#### [DIRECTIVE]
Reproduce all records verbatim.

——

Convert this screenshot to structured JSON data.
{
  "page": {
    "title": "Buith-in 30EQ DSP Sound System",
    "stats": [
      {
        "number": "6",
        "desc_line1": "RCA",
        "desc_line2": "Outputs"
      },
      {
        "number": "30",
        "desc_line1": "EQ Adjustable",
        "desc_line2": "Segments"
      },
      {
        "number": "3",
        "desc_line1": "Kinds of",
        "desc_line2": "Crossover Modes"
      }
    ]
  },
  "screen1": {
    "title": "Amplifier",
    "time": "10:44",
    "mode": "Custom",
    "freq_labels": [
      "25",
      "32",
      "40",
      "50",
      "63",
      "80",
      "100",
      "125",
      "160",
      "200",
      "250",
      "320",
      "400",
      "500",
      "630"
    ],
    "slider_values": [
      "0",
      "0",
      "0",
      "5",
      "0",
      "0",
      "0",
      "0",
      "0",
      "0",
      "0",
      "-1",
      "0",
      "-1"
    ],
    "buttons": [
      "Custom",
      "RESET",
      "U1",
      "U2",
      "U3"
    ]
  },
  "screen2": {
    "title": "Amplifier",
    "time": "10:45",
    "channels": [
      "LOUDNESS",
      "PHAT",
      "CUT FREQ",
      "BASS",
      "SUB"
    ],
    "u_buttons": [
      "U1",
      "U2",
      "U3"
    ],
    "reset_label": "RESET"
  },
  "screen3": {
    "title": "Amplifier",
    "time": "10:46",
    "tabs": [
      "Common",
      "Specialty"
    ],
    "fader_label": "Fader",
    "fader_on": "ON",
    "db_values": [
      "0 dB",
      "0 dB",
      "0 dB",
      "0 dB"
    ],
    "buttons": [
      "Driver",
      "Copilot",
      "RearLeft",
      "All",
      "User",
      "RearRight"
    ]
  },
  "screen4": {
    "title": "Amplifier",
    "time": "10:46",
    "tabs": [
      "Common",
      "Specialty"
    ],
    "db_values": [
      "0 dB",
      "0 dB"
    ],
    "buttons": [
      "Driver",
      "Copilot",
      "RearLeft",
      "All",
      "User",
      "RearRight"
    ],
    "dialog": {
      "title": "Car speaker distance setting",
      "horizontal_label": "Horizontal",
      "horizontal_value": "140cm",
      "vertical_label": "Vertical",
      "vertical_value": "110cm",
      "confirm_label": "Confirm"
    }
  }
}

——

#### [ANSWER TO THIS TASK]
Convert this screenshot to structured JSON data.
{
  "page": {
    "title": "Buith-in 30EQ DSP Sound System",
    "stats": [
      {
        "number": "6",
        "desc_line1": "RCA",
        "desc_line2": "Outputs"
      },
      {
        "number": "30",
        "desc_line1": "EQ Adjustable",
        "desc_line2": "Segments"
      },
      {
        "number": "3",
        "desc_line1": "Kinds of",
        "desc_line2": "Crossover Modes"
      }
    ]
  },
  "screen1": {
    "title": "Amplifier",
    "time": "10:44",
    "mode": "Custom",
    "freq_labels": [
      "25",
      "32",
      "40",
      "50",
      "63",
      "80",
      "100",
      "125",
      "160",
      "200",
      "250",
      "320",
      "400",
      "500",
      "630"
    ],
    "slider_values": [
      "0",
      "0",
      "0",
      "5",
      "0",
      "0",
      "0",
      "0",
      "0",
      "0",
      "0",
      "-1",
      "0",
      "-1"
    ],
    "buttons": [
      "Custom",
      "RESET",
      "U1",
      "U2",
      "U3"
    ]
  },
  "screen2": {
    "title": "Amplifier",
    "time": "10:45",
    "channels": [
      "LOUDNESS",
      "PHAT",
      "CUT FREQ",
      "BASS",
      "SUB"
    ],
    "u_buttons": [
      "U1",
      "U2",
      "U3"
    ],
    "reset_label": "RESET"
  },
  "screen3": {
    "title": "Amplifier",
    "time": "10:46",
    "tabs": [
      "Common",
      "Specialty"
    ],
    "fader_label": "Fader",
    "fader_on": "ON",
    "db_values": [
      "0 dB",
      "0 dB",
      "0 dB",
      "0 dB"
    ],
    "buttons": [
      "Driver",
      "Copilot",
      "RearLeft",
      "All",
      "User",
      "RearRight"
    ]
  },
  "screen4": {
    "title": "Amplifier",
    "time": "10:46",
    "tabs": [
      "Common",
      "Specialty"
    ],
    "db_values": [
      "0 dB",
      "0 dB"
    ],
    "buttons": [
      "Driver",
      "Copilot",
      "RearLeft",
      "All",
      "User",
      "RearRight"
    ],
    "dialog": {
      "title": "Car speaker distance setting",
      "horizontal_label": "Horizontal",
      "horizontal_value": "140cm",
      "vertical_label": "Vertical",
      "vertical_value": "110cm",
      "confirm_label": "Confirm"
    }
  }
}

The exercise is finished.